GIVEN EXERCISE: Below are the records. Gather each line that holds "Paperman".
╭─ DATA
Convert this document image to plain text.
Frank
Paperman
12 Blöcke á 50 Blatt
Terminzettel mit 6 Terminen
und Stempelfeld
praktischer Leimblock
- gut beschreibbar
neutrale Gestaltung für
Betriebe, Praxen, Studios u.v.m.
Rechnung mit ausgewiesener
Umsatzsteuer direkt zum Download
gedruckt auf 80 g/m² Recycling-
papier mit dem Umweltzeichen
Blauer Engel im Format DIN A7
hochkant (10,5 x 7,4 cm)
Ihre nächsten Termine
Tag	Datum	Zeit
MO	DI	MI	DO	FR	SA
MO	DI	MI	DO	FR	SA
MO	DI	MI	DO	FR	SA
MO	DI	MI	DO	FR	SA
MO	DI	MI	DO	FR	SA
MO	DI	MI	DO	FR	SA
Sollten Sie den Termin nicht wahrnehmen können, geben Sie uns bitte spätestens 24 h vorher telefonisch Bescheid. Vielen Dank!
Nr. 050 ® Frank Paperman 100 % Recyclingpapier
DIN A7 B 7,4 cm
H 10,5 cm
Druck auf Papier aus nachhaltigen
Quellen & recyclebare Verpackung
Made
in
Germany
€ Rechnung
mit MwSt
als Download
╰─
ANSWER TO THIS EXERCISE:
Paperman
Nr. 050 ® Frank Paperman 100 % Recyclingpapier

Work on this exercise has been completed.